:: STATED TASK ::
Wherever the string "title" appears, copy the whole line.

Raw records:
▼
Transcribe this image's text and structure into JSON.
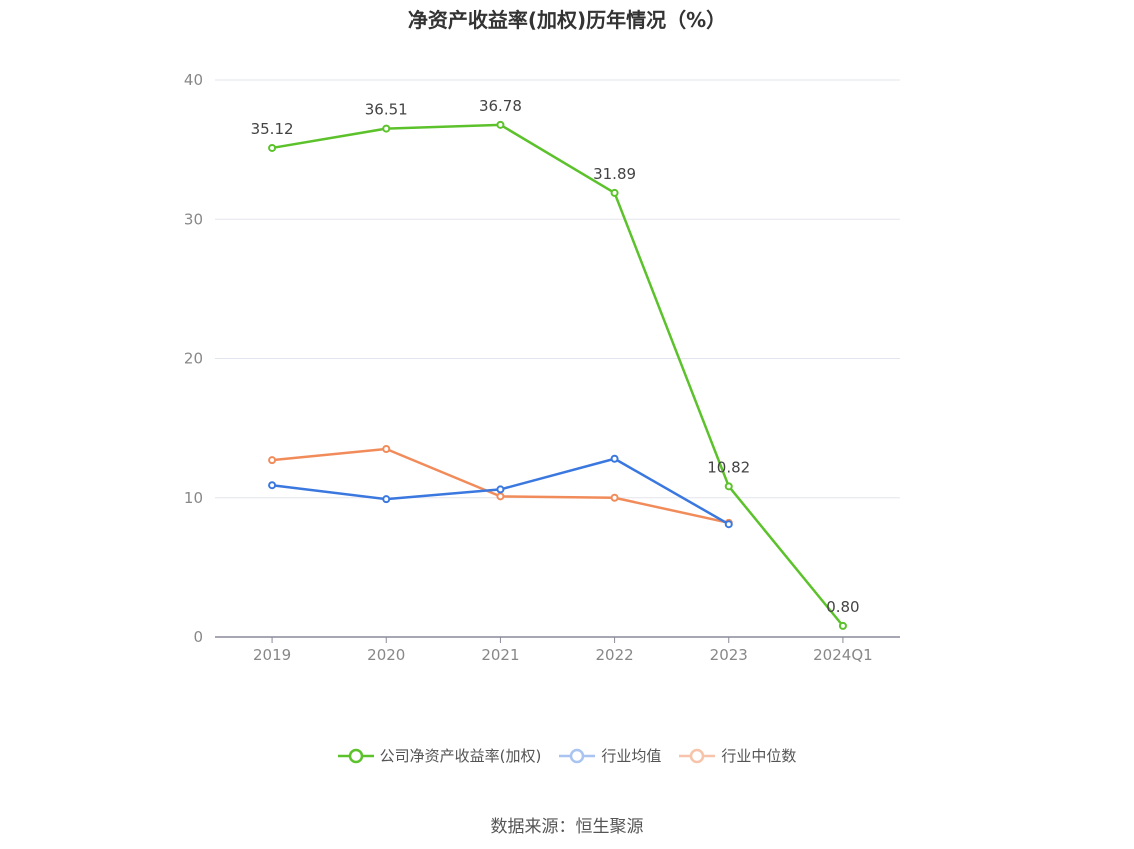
{
  "chart_data": {
    "type": "line",
    "title": "净资产收益率(加权)历年情况（%）",
    "categories": [
      "2019",
      "2020",
      "2021",
      "2022",
      "2023",
      "2024Q1"
    ],
    "ylim": [
      0,
      40
    ],
    "yticks": [
      0,
      10,
      20,
      30,
      40
    ],
    "grid": true,
    "legend_position": "bottom",
    "series": [
      {
        "name": "公司净资产收益率(加权)",
        "color": "#5cc22b",
        "values": [
          35.12,
          36.51,
          36.78,
          31.89,
          10.82,
          0.8
        ],
        "labels": [
          "35.12",
          "36.51",
          "36.78",
          "31.89",
          "10.82",
          "0.80"
        ]
      },
      {
        "name": "行业均值",
        "color": "#3a78e0",
        "values": [
          10.9,
          9.9,
          10.6,
          12.8,
          8.1,
          null
        ]
      },
      {
        "name": "行业中位数",
        "color": "#f28b5a",
        "values": [
          12.7,
          13.5,
          10.1,
          10.0,
          8.2,
          null
        ]
      }
    ]
  },
  "legend": {
    "items": [
      {
        "label": "公司净资产收益率(加权)",
        "color": "#5cc22b",
        "swatch_color": "#5cc22b"
      },
      {
        "label": "行业均值",
        "color": "#3a78e0",
        "swatch_color": "#a9c4f0"
      },
      {
        "label": "行业中位数",
        "color": "#f28b5a",
        "swatch_color": "#f7c3aa"
      }
    ]
  },
  "source": "数据来源：恒生聚源"
}
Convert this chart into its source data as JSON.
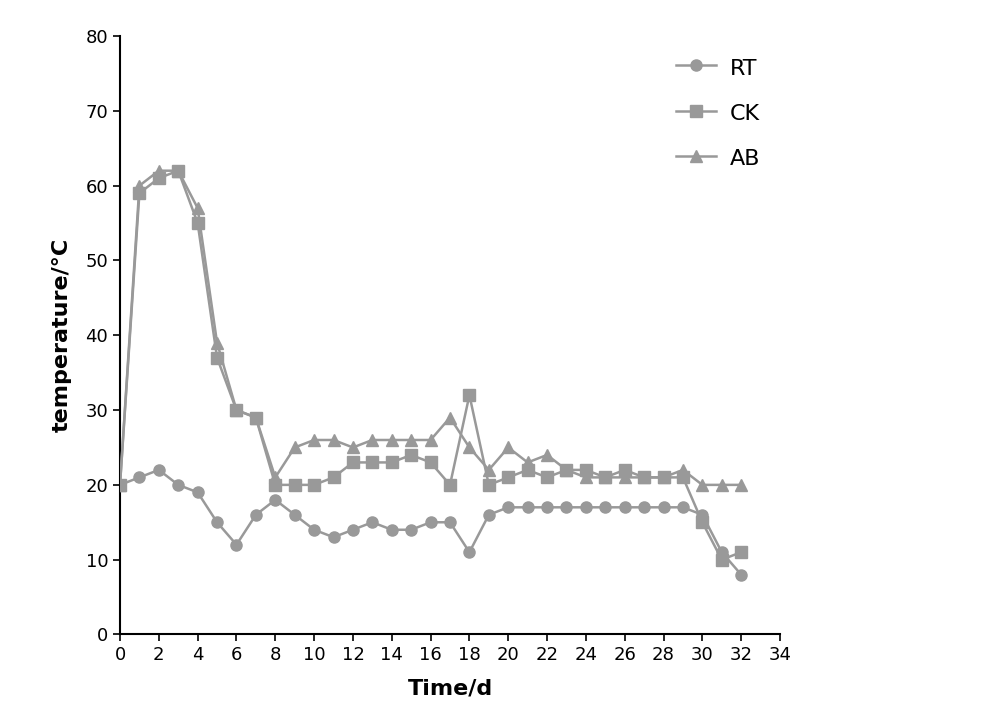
{
  "RT_x": [
    0,
    1,
    2,
    3,
    4,
    5,
    6,
    7,
    8,
    9,
    10,
    11,
    12,
    13,
    14,
    15,
    16,
    17,
    18,
    19,
    20,
    21,
    22,
    23,
    24,
    25,
    26,
    27,
    28,
    29,
    30,
    31,
    32
  ],
  "RT_y": [
    20,
    21,
    22,
    20,
    19,
    15,
    12,
    16,
    18,
    16,
    14,
    13,
    14,
    15,
    14,
    14,
    15,
    15,
    11,
    16,
    17,
    17,
    17,
    17,
    17,
    17,
    17,
    17,
    17,
    17,
    16,
    11,
    8
  ],
  "CK_x": [
    0,
    1,
    2,
    3,
    4,
    5,
    6,
    7,
    8,
    9,
    10,
    11,
    12,
    13,
    14,
    15,
    16,
    17,
    18,
    19,
    20,
    21,
    22,
    23,
    24,
    25,
    26,
    27,
    28,
    29,
    30,
    31,
    32
  ],
  "CK_y": [
    20,
    59,
    61,
    62,
    55,
    37,
    30,
    29,
    20,
    20,
    20,
    21,
    23,
    23,
    23,
    24,
    23,
    20,
    32,
    20,
    21,
    22,
    21,
    22,
    22,
    21,
    22,
    21,
    21,
    21,
    15,
    10,
    11
  ],
  "AB_x": [
    0,
    1,
    2,
    3,
    4,
    5,
    6,
    7,
    8,
    9,
    10,
    11,
    12,
    13,
    14,
    15,
    16,
    17,
    18,
    19,
    20,
    21,
    22,
    23,
    24,
    25,
    26,
    27,
    28,
    29,
    30,
    31,
    32
  ],
  "AB_y": [
    20,
    60,
    62,
    62,
    57,
    39,
    30,
    29,
    21,
    25,
    26,
    26,
    25,
    26,
    26,
    26,
    26,
    29,
    25,
    22,
    25,
    23,
    24,
    22,
    21,
    21,
    21,
    21,
    21,
    22,
    20,
    20,
    20
  ],
  "line_color": "#999999",
  "xlabel": "Time/d",
  "ylabel": "temperature/°C",
  "xlim": [
    0,
    34
  ],
  "ylim": [
    0,
    80
  ],
  "xticks": [
    0,
    2,
    4,
    6,
    8,
    10,
    12,
    14,
    16,
    18,
    20,
    22,
    24,
    26,
    28,
    30,
    32,
    34
  ],
  "yticks": [
    0,
    10,
    20,
    30,
    40,
    50,
    60,
    70,
    80
  ],
  "legend_labels": [
    "RT",
    "CK",
    "AB"
  ],
  "fig_width": 10.0,
  "fig_height": 7.21,
  "background_color": "#ffffff"
}
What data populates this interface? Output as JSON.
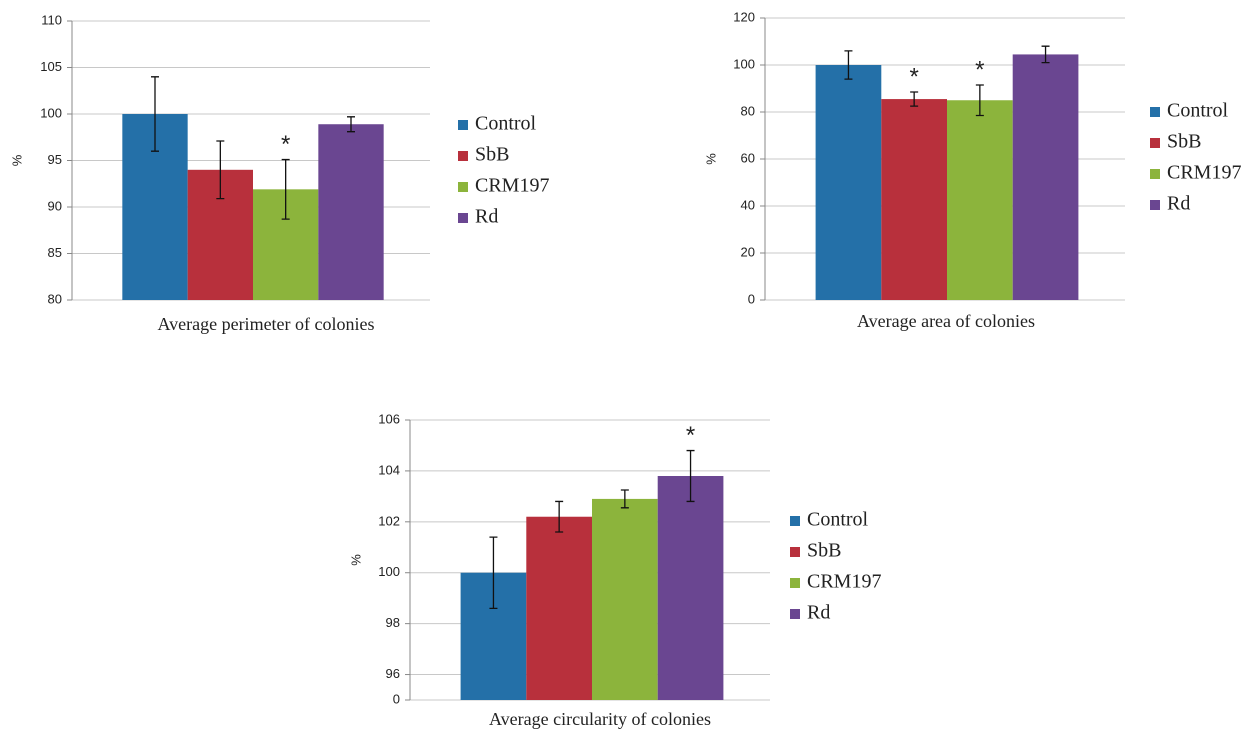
{
  "chart_data": [
    {
      "type": "bar",
      "ylabel": "%",
      "categories": [
        "Average perimeter of colonies"
      ],
      "ylim": [
        80,
        110
      ],
      "yticks": [
        80,
        85,
        90,
        95,
        100,
        105,
        110
      ],
      "grid": true,
      "legend": "right",
      "series": [
        {
          "name": "Control",
          "color": "#2470a8",
          "values": [
            100
          ],
          "errors": [
            4
          ]
        },
        {
          "name": "SbB",
          "color": "#b8303c",
          "values": [
            94
          ],
          "errors": [
            3.1
          ]
        },
        {
          "name": "CRM197",
          "color": "#8cb43c",
          "values": [
            91.9
          ],
          "errors": [
            3.2
          ],
          "annotations": [
            "*"
          ]
        },
        {
          "name": "Rd",
          "color": "#6a4691",
          "values": [
            98.9
          ],
          "errors": [
            0.8
          ]
        }
      ]
    },
    {
      "type": "bar",
      "ylabel": "%",
      "categories": [
        "Average area of colonies"
      ],
      "ylim": [
        0,
        120
      ],
      "yticks": [
        0,
        20,
        40,
        60,
        80,
        100,
        120
      ],
      "grid": true,
      "legend": "right",
      "series": [
        {
          "name": "Control",
          "color": "#2470a8",
          "values": [
            100
          ],
          "errors": [
            6
          ]
        },
        {
          "name": "SbB",
          "color": "#b8303c",
          "values": [
            85.5
          ],
          "errors": [
            3
          ],
          "annotations": [
            "*"
          ]
        },
        {
          "name": "CRM197",
          "color": "#8cb43c",
          "values": [
            85
          ],
          "errors": [
            6.5
          ],
          "annotations": [
            "*"
          ]
        },
        {
          "name": "Rd",
          "color": "#6a4691",
          "values": [
            104.5
          ],
          "errors": [
            3.5
          ]
        }
      ]
    },
    {
      "type": "bar",
      "ylabel": "%",
      "categories": [
        "Average circularity of colonies"
      ],
      "ylim": [
        0,
        106
      ],
      "y_break": [
        0,
        95
      ],
      "yticks": [
        0,
        96,
        98,
        100,
        102,
        104,
        106
      ],
      "grid": true,
      "legend": "right",
      "series": [
        {
          "name": "Control",
          "color": "#2470a8",
          "values": [
            100
          ],
          "errors": [
            1.4
          ]
        },
        {
          "name": "SbB",
          "color": "#b8303c",
          "values": [
            102.2
          ],
          "errors": [
            0.6
          ]
        },
        {
          "name": "CRM197",
          "color": "#8cb43c",
          "values": [
            102.9
          ],
          "errors": [
            0.35
          ]
        },
        {
          "name": "Rd",
          "color": "#6a4691",
          "values": [
            103.8
          ],
          "errors": [
            1.0
          ],
          "annotations": [
            "*"
          ]
        }
      ]
    }
  ]
}
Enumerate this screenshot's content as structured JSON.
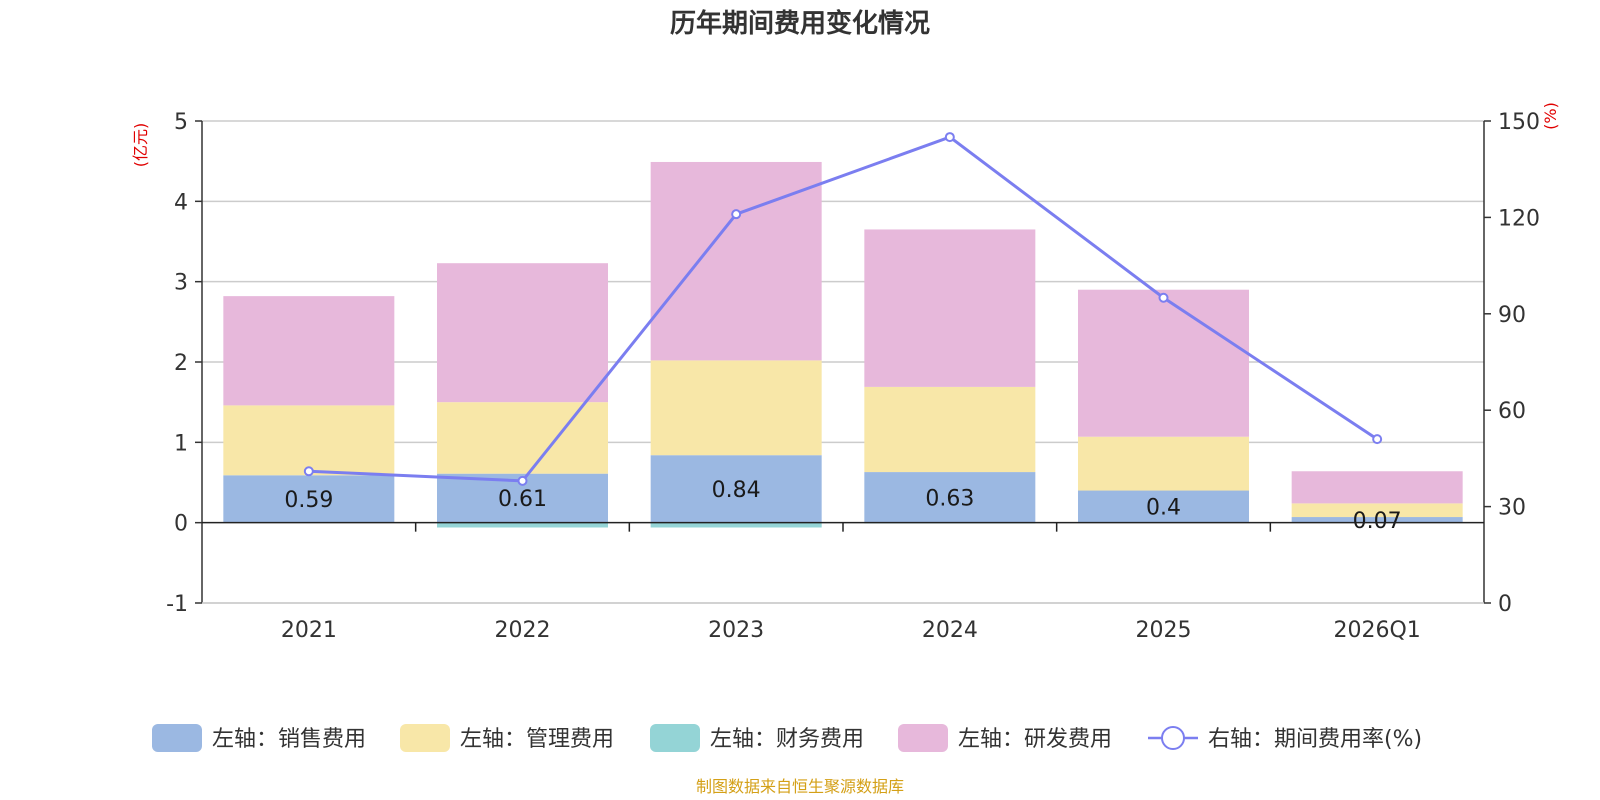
{
  "chart_data": {
    "type": "bar",
    "stacked": true,
    "title": "历年期间费用变化情况",
    "categories": [
      "2021",
      "2022",
      "2023",
      "2024",
      "2025",
      "2026Q1"
    ],
    "left_axis": {
      "unit": "(亿元)",
      "ticks": [
        "5",
        "4",
        "3",
        "2",
        "1",
        "0",
        "-1"
      ],
      "min": -1,
      "max": 5
    },
    "right_axis": {
      "unit": "(%)",
      "ticks": [
        "150",
        "120",
        "90",
        "60",
        "30",
        "0"
      ],
      "min": 0,
      "max": 150
    },
    "series": [
      {
        "name": "左轴：销售费用",
        "color": "#9bb8e2",
        "axis": "left",
        "values": [
          0.59,
          0.61,
          0.84,
          0.63,
          0.4,
          0.07
        ],
        "labels": [
          "0.59",
          "0.61",
          "0.84",
          "0.63",
          "0.4",
          "0.07"
        ]
      },
      {
        "name": "左轴：管理费用",
        "color": "#f8e7a8",
        "axis": "left",
        "values": [
          0.87,
          0.89,
          1.18,
          1.06,
          0.67,
          0.17
        ]
      },
      {
        "name": "左轴：财务费用",
        "color": "#94d4d6",
        "axis": "left",
        "values": [
          0.0,
          -0.06,
          -0.06,
          -0.01,
          0.0,
          0.0
        ]
      },
      {
        "name": "左轴：研发费用",
        "color": "#e7b8db",
        "axis": "left",
        "values": [
          1.36,
          1.73,
          2.47,
          1.96,
          1.83,
          0.4
        ]
      },
      {
        "name": "右轴：期间费用率(%)",
        "color": "#7b7ef0",
        "axis": "right",
        "type": "line",
        "values": [
          41,
          38,
          121,
          145,
          95,
          51
        ]
      }
    ],
    "source": "制图数据来自恒生聚源数据库"
  }
}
▲
:: RESPONSE ::
    "title": "净资产收益率(加权)历年情况（%）",
    "title": "历年期间费用变化情况",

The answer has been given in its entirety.